YOUR TASK.
Your task is to reproduce the entries below word for word.

DATA SUPPLIED.
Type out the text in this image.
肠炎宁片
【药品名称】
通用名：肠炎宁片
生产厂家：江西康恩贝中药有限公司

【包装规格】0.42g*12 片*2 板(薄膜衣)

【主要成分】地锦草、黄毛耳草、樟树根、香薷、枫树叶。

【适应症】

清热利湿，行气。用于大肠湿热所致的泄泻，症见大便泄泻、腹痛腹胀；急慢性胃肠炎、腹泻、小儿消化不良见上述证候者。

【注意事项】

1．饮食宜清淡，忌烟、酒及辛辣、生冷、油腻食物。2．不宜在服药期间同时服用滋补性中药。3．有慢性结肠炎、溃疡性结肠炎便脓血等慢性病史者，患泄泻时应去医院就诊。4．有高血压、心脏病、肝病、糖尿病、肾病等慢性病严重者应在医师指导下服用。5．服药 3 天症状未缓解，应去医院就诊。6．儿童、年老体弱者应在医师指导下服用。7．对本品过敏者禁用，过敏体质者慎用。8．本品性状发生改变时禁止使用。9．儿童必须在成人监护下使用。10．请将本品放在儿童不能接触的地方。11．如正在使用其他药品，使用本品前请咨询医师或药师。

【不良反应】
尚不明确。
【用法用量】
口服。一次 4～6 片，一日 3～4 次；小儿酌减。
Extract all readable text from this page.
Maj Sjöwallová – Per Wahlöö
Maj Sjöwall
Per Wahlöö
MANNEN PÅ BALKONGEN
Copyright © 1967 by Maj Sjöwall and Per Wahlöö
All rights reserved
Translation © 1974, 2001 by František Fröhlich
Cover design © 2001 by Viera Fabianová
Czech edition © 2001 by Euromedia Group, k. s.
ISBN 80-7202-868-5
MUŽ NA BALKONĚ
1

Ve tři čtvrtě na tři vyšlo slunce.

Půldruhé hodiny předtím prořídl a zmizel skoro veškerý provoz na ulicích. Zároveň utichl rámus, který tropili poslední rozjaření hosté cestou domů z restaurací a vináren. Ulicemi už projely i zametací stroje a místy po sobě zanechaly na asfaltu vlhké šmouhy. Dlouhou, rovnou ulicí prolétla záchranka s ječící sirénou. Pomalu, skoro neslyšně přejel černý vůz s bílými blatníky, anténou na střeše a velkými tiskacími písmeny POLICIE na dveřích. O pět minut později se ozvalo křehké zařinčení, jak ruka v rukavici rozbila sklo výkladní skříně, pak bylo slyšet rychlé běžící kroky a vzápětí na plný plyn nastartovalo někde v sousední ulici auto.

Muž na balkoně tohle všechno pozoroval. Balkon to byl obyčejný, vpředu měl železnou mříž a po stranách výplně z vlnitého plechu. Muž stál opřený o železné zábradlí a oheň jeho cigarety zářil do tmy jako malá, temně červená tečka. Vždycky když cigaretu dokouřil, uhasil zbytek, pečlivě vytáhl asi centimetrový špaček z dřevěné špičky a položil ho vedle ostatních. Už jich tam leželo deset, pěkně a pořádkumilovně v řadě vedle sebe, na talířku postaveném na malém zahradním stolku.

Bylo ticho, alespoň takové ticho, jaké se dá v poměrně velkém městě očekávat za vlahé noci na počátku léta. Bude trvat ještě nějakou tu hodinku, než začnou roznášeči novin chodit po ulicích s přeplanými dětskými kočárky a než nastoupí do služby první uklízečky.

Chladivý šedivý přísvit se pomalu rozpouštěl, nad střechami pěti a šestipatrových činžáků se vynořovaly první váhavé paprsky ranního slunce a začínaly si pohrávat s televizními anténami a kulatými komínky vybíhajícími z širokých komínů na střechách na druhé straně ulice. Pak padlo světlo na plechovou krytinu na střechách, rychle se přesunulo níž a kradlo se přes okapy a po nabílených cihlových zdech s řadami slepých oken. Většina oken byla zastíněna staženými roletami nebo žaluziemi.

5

THE RESULT.
Type out the text in this image.
肠炎宁片
【药品名称】
通用名：肠炎宁片
生产厂家：江西康恩贝中药有限公司

【包装规格】0.42g*12 片*2 板(薄膜衣)

【主要成分】地锦草、黄毛耳草、樟树根、香薷、枫树叶。

【适应症】

清热利湿，行气。用于大肠湿热所致的泄泻，症见大便泄泻、腹痛腹胀；急慢性胃肠炎、腹泻、小儿消化不良见上述证候者。

【注意事项】

1．饮食宜清淡，忌烟、酒及辛辣、生冷、油腻食物。2．不宜在服药期间同时服用滋补性中药。3．有慢性结肠炎、溃疡性结肠炎便脓血等慢性病史者，患泄泻时应去医院就诊。4．有高血压、心脏病、肝病、糖尿病、肾病等慢性病严重者应在医师指导下服用。5．服药 3 天症状未缓解，应去医院就诊。6．儿童、年老体弱者应在医师指导下服用。7．对本品过敏者禁用，过敏体质者慎用。8．本品性状发生改变时禁止使用。9．儿童必须在成人监护下使用。10．请将本品放在儿童不能接触的地方。11．如正在使用其他药品，使用本品前请咨询医师或药师。

【不良反应】
尚不明确。
【用法用量】
口服。一次 4～6 片，一日 3～4 次；小儿酌减。
Extract all readable text from this page.
Maj Sjöwallová – Per Wahlöö
Maj Sjöwall
Per Wahlöö
MANNEN PÅ BALKONGEN
Copyright © 1967 by Maj Sjöwall and Per Wahlöö
All rights reserved
Translation © 1974, 2001 by František Fröhlich
Cover design © 2001 by Viera Fabianová
Czech edition © 2001 by Euromedia Group, k. s.
ISBN 80-7202-868-5
MUŽ NA BALKONĚ
1

Ve tři čtvrtě na tři vyšlo slunce.

Půldruhé hodiny předtím prořídl a zmizel skoro veškerý provoz na ulicích. Zároveň utichl rámus, který tropili poslední rozjaření hosté cestou domů z restaurací a vináren. Ulicemi už projely i zametací stroje a místy po sobě zanechaly na asfaltu vlhké šmouhy. Dlouhou, rovnou ulicí prolétla záchranka s ječící sirénou. Pomalu, skoro neslyšně přejel černý vůz s bílými blatníky, anténou na střeše a velkými tiskacími písmeny POLICIE na dveřích. O pět minut později se ozvalo křehké zařinčení, jak ruka v rukavici rozbila sklo výkladní skříně, pak bylo slyšet rychlé běžící kroky a vzápětí na plný plyn nastartovalo někde v sousední ulici auto.

Muž na balkoně tohle všechno pozoroval. Balkon to byl obyčejný, vpředu měl železnou mříž a po stranách výplně z vlnitého plechu. Muž stál opřený o železné zábradlí a oheň jeho cigarety zářil do tmy jako malá, temně červená tečka. Vždycky když cigaretu dokouřil, uhasil zbytek, pečlivě vytáhl asi centimetrový špaček z dřevěné špičky a položil ho vedle ostatních. Už jich tam leželo deset, pěkně a pořádkumilovně v řadě vedle sebe, na talířku postaveném na malém zahradním stolku.

Bylo ticho, alespoň takové ticho, jaké se dá v poměrně velkém městě očekávat za vlahé noci na počátku léta. Bude trvat ještě nějakou tu hodinku, než začnou roznášeči novin chodit po ulicích s přeplanými dětskými kočárky a než nastoupí do služby první uklízečky.

Chladivý šedivý přísvit se pomalu rozpouštěl, nad střechami pěti a šestipatrových činžáků se vynořovaly první váhavé paprsky ranního slunce a začínaly si pohrávat s televizními anténami a kulatými komínky vybíhajícími z širokých komínů na střechách na druhé straně ulice. Pak padlo světlo na plechovou krytinu na střechách, rychle se přesunulo níž a kradlo se přes okapy a po nabílených cihlových zdech s řadami slepých oken. Většina oken byla zastíněna staženými roletami nebo žaluziemi.

5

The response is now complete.